Gather all lines containing the string "from" and copy them out.

> [Task inputs]
╔══
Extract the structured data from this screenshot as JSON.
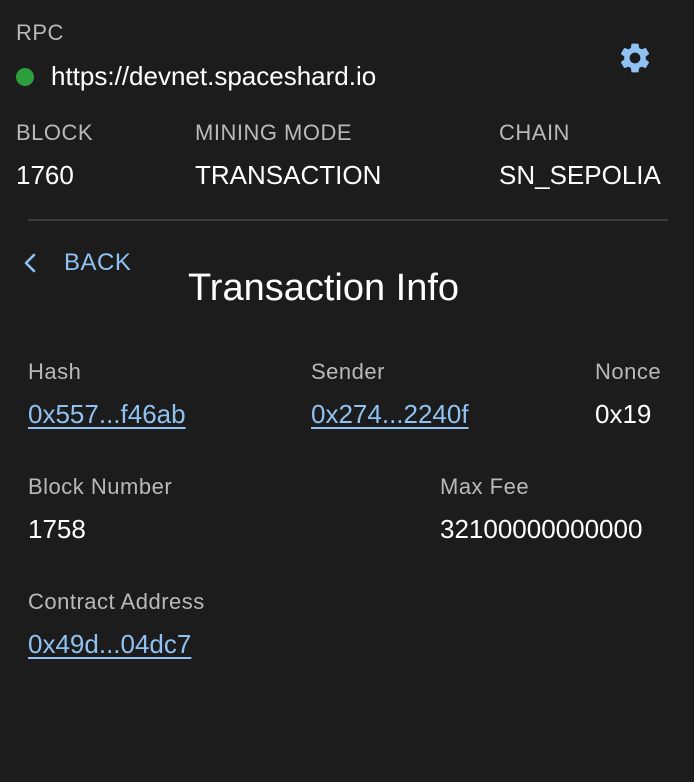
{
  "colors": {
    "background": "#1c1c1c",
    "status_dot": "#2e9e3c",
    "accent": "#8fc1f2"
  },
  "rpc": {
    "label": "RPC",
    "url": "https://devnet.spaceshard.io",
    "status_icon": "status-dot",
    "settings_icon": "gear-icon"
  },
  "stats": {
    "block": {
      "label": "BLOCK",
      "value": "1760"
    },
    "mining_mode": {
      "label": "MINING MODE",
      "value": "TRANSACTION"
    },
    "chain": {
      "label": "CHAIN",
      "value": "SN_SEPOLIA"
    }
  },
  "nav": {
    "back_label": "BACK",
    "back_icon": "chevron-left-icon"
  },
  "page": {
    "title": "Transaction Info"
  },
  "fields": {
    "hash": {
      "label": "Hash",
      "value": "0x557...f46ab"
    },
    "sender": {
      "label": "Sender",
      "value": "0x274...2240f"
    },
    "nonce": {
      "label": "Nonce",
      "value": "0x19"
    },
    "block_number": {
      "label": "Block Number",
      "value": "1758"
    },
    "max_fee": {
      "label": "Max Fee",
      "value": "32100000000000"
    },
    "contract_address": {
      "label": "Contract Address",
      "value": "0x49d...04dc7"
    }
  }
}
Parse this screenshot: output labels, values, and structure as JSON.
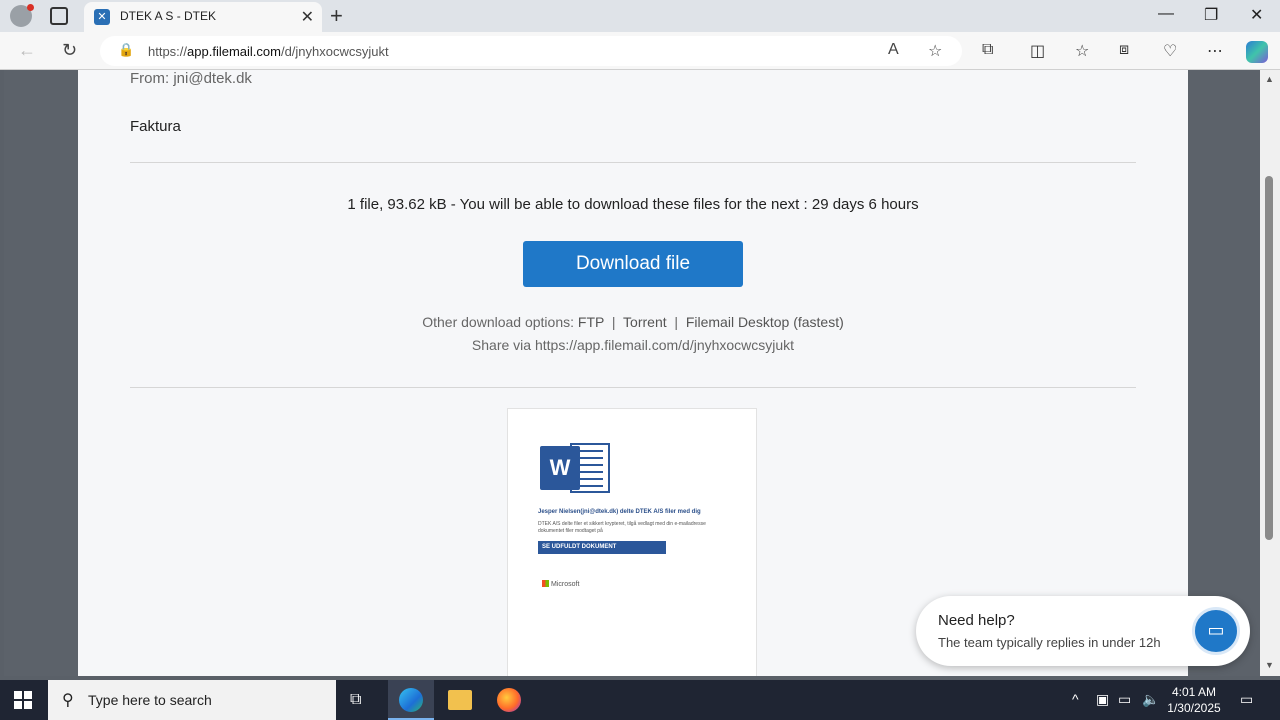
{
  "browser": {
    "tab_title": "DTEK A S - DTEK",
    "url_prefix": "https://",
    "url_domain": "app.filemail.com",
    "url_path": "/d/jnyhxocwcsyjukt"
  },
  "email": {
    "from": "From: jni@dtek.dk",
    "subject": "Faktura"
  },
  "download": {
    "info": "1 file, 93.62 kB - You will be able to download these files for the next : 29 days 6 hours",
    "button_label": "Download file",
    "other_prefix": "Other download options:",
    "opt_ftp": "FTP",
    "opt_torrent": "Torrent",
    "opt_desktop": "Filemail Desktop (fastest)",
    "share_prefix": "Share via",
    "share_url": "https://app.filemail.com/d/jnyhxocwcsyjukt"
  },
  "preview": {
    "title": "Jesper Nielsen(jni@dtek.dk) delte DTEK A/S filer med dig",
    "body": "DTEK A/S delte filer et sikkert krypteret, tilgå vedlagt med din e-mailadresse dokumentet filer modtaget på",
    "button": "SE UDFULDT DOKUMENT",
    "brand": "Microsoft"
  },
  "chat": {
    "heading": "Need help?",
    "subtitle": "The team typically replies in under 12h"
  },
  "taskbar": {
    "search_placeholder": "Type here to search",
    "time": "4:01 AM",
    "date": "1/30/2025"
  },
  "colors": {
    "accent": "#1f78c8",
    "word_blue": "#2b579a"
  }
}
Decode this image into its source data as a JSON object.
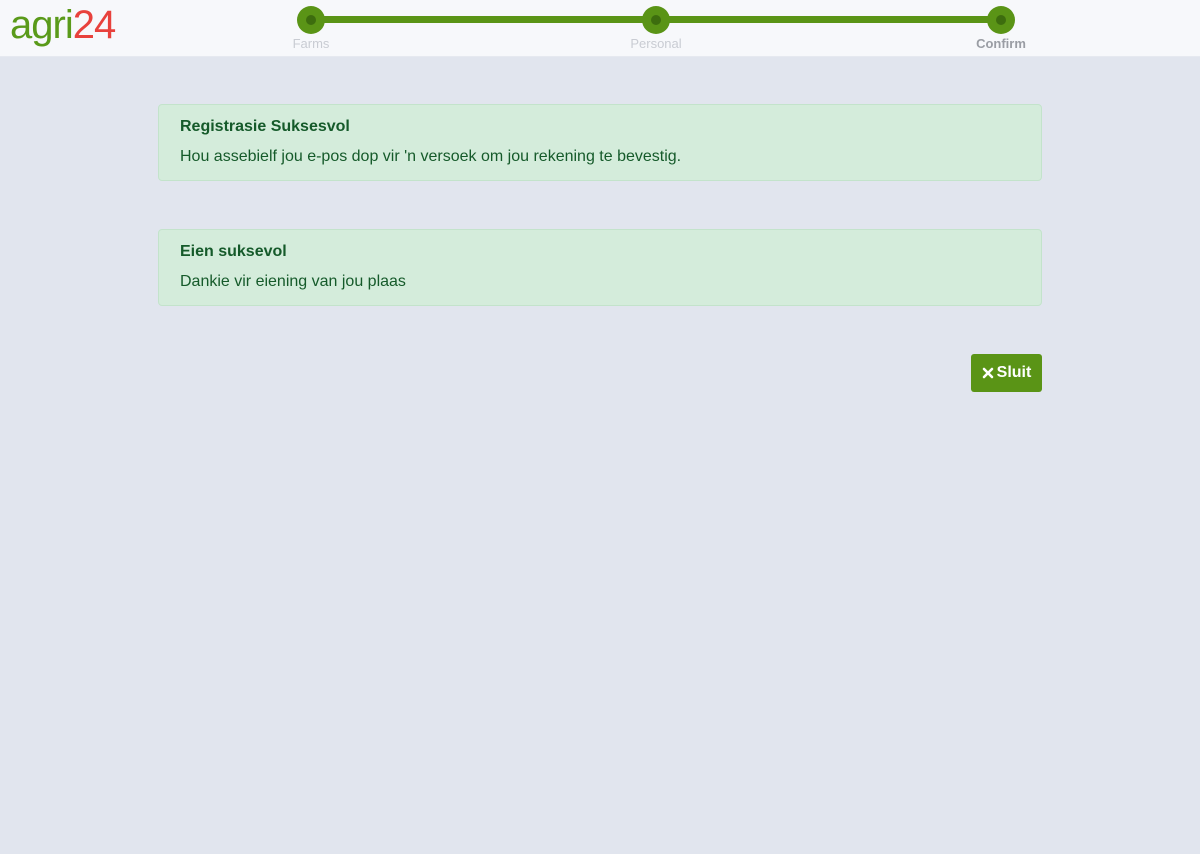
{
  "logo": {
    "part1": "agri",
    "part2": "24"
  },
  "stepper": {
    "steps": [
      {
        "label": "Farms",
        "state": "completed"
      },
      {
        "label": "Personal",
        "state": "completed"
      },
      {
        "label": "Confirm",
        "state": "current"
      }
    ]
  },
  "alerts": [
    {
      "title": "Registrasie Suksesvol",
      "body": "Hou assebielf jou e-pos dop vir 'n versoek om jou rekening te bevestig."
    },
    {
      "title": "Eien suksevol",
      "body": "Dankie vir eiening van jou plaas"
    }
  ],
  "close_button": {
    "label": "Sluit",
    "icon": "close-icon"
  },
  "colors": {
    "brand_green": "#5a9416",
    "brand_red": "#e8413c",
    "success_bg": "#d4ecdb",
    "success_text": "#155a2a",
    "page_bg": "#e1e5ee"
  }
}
╚══
╔══
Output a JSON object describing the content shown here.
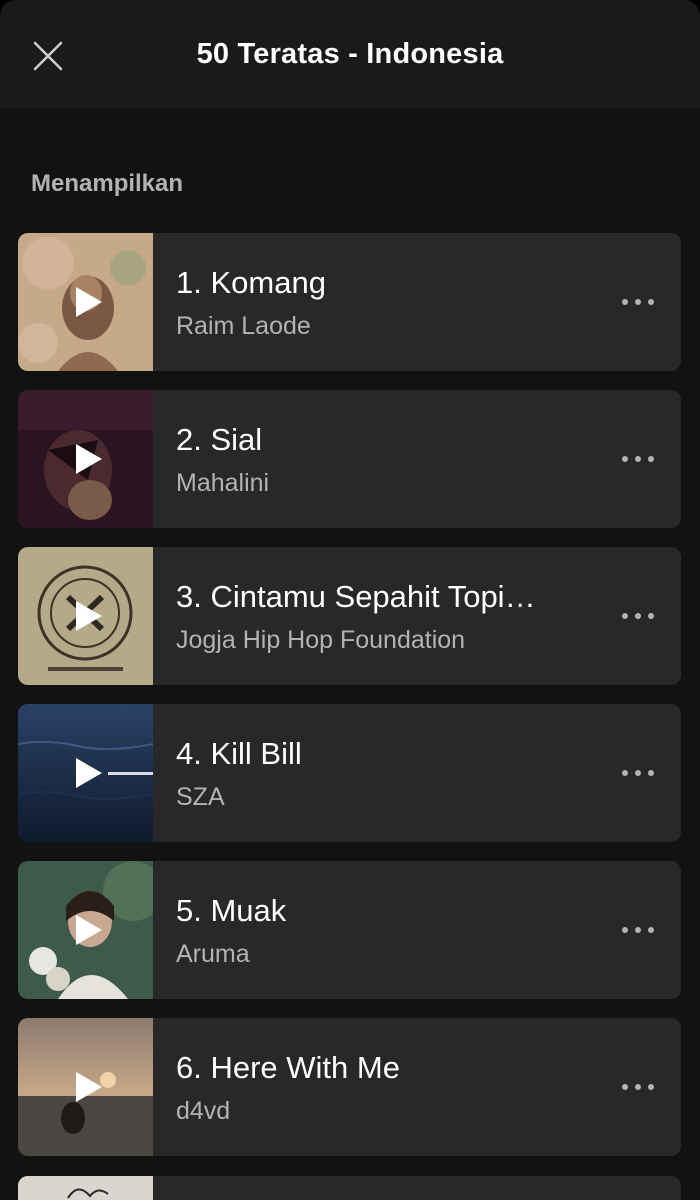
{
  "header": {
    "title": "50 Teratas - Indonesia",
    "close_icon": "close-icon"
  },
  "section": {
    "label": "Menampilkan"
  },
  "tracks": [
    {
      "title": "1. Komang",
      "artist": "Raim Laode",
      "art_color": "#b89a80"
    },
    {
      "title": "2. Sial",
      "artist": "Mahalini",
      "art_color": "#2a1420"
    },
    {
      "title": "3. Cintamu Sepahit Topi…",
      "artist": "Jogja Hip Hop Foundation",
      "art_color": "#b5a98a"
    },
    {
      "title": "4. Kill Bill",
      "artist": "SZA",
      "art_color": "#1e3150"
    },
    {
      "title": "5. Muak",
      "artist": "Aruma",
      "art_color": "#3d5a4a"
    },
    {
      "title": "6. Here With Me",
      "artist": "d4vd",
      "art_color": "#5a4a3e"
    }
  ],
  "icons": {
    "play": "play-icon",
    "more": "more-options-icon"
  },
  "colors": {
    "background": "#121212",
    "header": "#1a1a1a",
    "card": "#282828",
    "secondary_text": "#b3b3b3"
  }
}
╚══
╔══
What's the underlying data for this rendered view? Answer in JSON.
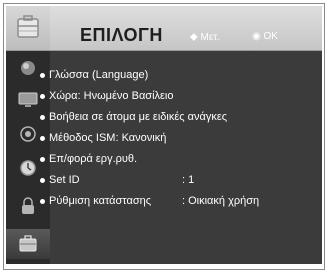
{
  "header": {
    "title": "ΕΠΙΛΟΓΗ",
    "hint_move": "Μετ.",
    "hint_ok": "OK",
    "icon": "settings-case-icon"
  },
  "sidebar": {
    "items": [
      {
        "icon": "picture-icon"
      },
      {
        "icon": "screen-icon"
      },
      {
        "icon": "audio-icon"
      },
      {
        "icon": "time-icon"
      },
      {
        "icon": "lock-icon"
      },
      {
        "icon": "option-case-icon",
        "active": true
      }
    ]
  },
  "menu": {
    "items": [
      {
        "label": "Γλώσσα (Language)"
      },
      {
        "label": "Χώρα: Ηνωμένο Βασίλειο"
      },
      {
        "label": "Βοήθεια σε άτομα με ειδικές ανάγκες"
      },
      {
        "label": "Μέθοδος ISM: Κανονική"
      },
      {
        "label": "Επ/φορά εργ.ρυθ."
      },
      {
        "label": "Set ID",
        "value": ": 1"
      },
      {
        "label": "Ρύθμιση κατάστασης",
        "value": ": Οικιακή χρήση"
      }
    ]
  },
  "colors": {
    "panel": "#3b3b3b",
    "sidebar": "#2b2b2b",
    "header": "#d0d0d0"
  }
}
╚══
> [Result below]
Extract the structured data from this screenshot as JSON.
    "from": "From: jni@dtek.dk",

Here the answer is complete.